**PROBLEM TO WORK ON**.
Repeat only the lines from the one holding "Parse this screenshot: output" down to the last line of the listing below, including both of those lines.

------------------------------------------------------------------------

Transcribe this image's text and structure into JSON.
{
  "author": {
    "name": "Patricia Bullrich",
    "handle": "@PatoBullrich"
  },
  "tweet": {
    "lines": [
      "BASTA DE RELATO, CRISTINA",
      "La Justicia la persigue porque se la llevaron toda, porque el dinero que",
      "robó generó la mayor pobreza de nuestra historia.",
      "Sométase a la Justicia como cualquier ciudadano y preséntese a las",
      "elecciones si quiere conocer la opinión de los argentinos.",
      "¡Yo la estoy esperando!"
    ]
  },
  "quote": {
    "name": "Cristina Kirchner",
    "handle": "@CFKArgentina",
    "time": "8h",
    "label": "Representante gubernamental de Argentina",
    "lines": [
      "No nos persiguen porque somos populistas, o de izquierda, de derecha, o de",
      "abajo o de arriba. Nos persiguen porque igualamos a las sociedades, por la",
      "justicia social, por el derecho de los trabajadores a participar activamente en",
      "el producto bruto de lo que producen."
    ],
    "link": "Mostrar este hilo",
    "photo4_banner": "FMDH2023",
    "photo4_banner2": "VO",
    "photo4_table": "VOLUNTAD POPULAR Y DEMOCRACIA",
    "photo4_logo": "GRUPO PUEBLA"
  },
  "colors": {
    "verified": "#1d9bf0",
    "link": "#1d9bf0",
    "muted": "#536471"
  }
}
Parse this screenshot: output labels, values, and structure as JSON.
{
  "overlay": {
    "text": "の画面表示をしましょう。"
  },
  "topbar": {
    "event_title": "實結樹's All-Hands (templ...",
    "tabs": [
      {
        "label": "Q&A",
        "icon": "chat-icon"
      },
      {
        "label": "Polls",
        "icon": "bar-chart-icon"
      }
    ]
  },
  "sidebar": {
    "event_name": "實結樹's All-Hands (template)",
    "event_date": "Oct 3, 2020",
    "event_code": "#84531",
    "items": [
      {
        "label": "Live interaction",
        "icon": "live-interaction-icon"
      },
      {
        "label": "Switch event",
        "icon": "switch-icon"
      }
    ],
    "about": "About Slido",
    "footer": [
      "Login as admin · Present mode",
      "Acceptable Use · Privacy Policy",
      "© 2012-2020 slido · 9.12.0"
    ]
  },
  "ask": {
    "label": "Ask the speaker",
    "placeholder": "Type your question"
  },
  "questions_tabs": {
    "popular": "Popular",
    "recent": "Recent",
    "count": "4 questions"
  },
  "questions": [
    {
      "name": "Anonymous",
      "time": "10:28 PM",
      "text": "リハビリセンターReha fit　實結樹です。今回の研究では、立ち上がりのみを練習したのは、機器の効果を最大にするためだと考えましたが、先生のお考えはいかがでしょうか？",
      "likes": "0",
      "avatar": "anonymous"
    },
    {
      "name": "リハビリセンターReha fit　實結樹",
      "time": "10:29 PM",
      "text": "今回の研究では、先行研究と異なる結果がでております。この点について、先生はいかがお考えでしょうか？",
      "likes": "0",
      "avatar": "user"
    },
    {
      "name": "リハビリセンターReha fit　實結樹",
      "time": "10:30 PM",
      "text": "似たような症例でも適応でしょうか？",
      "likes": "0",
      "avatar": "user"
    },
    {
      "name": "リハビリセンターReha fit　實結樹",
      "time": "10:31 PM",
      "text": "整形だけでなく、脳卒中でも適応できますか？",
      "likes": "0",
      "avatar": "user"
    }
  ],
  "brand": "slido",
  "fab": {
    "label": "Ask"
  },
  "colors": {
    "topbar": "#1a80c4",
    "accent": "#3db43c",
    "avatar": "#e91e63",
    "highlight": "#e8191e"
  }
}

------------------------------------------------------------------------

**RESULT BELOW**.
Parse this screenshot: output labels, values, and structure as JSON.
{
  "overlay": {
    "text": "の画面表示をしましょう。"
  },
  "topbar": {
    "event_title": "實結樹's All-Hands (templ...",
    "tabs": [
      {
        "label": "Q&A",
        "icon": "chat-icon"
      },
      {
        "label": "Polls",
        "icon": "bar-chart-icon"
      }
    ]
  },
  "sidebar": {
    "event_name": "實結樹's All-Hands (template)",
    "event_date": "Oct 3, 2020",
    "event_code": "#84531",
    "items": [
      {
        "label": "Live interaction",
        "icon": "live-interaction-icon"
      },
      {
        "label": "Switch event",
        "icon": "switch-icon"
      }
    ],
    "about": "About Slido",
    "footer": [
      "Login as admin · Present mode",
      "Acceptable Use · Privacy Policy",
      "© 2012-2020 slido · 9.12.0"
    ]
  },
  "ask": {
    "label": "Ask the speaker",
    "placeholder": "Type your question"
  },
  "questions_tabs": {
    "popular": "Popular",
    "recent": "Recent",
    "count": "4 questions"
  },
  "questions": [
    {
      "name": "Anonymous",
      "time": "10:28 PM",
      "text": "リハビリセンターReha fit　實結樹です。今回の研究では、立ち上がりのみを練習したのは、機器の効果を最大にするためだと考えましたが、先生のお考えはいかがでしょうか？",
      "likes": "0",
      "avatar": "anonymous"
    },
    {
      "name": "リハビリセンターReha fit　實結樹",
      "time": "10:29 PM",
      "text": "今回の研究では、先行研究と異なる結果がでております。この点について、先生はいかがお考えでしょうか？",
      "likes": "0",
      "avatar": "user"
    },
    {
      "name": "リハビリセンターReha fit　實結樹",
      "time": "10:30 PM",
      "text": "似たような症例でも適応でしょうか？",
      "likes": "0",
      "avatar": "user"
    },
    {
      "name": "リハビリセンターReha fit　實結樹",
      "time": "10:31 PM",
      "text": "整形だけでなく、脳卒中でも適応できますか？",
      "likes": "0",
      "avatar": "user"
    }
  ],
  "brand": "slido",
  "fab": {
    "label": "Ask"
  },
  "colors": {
    "topbar": "#1a80c4",
    "accent": "#3db43c",
    "avatar": "#e91e63",
    "highlight": "#e8191e"
  }
}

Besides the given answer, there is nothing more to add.